* _Work to complete_
Tally up how many lines in the listing below contain the string "name", and give only the total.

* _The records_
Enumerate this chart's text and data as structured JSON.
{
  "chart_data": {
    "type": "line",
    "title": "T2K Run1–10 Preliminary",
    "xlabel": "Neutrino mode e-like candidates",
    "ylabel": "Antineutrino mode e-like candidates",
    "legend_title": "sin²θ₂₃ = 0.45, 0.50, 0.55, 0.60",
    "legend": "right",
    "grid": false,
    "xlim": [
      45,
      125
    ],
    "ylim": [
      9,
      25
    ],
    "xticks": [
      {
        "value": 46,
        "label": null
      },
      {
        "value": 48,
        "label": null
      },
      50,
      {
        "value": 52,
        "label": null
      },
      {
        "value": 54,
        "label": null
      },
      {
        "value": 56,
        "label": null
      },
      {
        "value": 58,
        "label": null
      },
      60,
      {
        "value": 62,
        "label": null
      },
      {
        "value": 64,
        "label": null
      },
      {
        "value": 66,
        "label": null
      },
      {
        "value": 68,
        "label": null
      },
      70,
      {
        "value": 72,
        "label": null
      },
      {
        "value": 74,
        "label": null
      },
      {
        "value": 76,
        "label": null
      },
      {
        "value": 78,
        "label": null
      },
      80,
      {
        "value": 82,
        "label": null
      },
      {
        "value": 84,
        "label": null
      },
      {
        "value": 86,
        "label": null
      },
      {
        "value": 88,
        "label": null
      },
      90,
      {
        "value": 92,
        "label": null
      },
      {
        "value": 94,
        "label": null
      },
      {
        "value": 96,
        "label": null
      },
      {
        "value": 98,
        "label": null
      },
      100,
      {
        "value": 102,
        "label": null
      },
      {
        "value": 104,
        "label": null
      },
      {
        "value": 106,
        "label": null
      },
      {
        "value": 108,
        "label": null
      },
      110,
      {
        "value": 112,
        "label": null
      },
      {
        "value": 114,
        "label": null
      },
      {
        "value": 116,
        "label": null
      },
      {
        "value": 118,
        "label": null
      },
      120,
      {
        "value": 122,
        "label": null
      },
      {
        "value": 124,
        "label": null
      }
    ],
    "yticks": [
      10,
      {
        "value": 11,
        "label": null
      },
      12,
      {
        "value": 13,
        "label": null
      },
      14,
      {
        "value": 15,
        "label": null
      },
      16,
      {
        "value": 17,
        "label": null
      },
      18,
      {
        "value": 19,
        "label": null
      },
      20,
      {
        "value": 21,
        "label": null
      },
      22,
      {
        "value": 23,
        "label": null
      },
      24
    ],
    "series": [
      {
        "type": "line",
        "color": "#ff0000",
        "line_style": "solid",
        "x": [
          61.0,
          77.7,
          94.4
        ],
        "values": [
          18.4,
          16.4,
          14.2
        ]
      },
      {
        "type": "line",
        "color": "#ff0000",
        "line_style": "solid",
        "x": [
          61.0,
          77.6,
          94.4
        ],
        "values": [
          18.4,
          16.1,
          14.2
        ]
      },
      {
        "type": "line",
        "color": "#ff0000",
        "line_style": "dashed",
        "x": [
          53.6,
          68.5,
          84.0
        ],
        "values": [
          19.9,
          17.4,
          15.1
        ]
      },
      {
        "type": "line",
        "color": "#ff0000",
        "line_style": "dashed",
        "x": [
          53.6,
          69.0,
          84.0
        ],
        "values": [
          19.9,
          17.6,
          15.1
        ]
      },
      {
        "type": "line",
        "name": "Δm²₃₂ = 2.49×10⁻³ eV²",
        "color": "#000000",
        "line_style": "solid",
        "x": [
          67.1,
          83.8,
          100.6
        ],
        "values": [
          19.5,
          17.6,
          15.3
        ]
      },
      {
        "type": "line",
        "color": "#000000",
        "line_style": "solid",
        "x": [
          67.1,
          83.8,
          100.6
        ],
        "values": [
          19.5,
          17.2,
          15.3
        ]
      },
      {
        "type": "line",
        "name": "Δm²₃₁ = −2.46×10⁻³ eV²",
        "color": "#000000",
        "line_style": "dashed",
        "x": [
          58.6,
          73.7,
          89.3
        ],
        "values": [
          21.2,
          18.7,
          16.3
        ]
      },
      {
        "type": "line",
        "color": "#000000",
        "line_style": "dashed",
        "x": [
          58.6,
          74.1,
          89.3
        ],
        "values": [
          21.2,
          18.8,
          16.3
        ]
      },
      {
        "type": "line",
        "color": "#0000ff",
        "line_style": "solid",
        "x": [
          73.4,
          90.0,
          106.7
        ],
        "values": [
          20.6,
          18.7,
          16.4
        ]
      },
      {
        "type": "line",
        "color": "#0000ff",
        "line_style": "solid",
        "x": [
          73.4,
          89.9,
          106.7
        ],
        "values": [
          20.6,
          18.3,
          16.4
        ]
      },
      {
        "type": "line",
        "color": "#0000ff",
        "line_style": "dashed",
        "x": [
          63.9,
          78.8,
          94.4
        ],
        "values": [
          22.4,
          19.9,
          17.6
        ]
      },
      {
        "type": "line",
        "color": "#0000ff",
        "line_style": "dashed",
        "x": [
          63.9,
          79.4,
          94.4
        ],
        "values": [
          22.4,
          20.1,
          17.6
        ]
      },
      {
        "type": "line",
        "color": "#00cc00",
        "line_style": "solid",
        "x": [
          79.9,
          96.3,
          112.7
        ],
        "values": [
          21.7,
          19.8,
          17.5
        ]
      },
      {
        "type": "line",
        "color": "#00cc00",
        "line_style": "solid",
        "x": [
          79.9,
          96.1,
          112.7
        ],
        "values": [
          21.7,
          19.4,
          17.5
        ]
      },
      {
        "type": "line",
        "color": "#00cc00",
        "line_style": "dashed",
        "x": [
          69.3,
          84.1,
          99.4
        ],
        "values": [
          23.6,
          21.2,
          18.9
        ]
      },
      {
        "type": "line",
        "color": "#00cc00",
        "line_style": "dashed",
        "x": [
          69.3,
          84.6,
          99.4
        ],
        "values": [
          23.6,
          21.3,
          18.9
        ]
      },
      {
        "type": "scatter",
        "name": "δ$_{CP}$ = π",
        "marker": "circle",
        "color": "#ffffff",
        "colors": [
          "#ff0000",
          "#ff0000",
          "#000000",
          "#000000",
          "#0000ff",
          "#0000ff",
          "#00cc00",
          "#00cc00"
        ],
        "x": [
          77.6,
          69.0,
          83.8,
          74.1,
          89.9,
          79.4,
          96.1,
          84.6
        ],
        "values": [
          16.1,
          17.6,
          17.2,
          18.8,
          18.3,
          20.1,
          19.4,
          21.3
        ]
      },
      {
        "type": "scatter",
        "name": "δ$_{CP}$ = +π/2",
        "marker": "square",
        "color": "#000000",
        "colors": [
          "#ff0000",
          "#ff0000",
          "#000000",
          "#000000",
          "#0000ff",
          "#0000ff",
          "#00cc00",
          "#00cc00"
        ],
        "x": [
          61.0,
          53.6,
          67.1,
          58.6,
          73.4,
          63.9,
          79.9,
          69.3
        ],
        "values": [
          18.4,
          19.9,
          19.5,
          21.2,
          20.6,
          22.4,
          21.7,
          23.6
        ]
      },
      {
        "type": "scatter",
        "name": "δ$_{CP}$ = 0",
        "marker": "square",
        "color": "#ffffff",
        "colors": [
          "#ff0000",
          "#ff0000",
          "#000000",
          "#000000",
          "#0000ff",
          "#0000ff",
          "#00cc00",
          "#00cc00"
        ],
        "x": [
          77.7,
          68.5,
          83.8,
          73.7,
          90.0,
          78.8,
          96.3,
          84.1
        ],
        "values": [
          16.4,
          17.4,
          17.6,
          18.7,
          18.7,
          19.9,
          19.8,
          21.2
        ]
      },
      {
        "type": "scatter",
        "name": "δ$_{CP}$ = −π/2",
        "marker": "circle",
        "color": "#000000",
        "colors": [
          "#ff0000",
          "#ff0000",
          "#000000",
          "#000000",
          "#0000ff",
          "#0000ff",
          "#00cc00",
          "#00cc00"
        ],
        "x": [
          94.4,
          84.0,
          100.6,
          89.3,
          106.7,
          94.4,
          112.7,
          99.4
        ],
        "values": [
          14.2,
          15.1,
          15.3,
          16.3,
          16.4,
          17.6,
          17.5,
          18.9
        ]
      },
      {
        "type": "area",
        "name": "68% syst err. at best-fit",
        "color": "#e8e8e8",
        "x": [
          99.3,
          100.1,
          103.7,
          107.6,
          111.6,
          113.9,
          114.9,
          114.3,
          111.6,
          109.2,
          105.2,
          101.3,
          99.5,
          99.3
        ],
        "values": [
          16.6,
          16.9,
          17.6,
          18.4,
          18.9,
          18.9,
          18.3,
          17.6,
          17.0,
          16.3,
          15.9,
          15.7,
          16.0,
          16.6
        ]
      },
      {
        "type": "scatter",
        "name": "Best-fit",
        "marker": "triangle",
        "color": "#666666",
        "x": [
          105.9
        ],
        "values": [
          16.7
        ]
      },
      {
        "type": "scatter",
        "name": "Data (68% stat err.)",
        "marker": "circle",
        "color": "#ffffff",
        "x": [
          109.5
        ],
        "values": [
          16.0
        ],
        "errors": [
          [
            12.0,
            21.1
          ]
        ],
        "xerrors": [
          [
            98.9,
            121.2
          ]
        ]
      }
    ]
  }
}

* _Solution to the problem_
9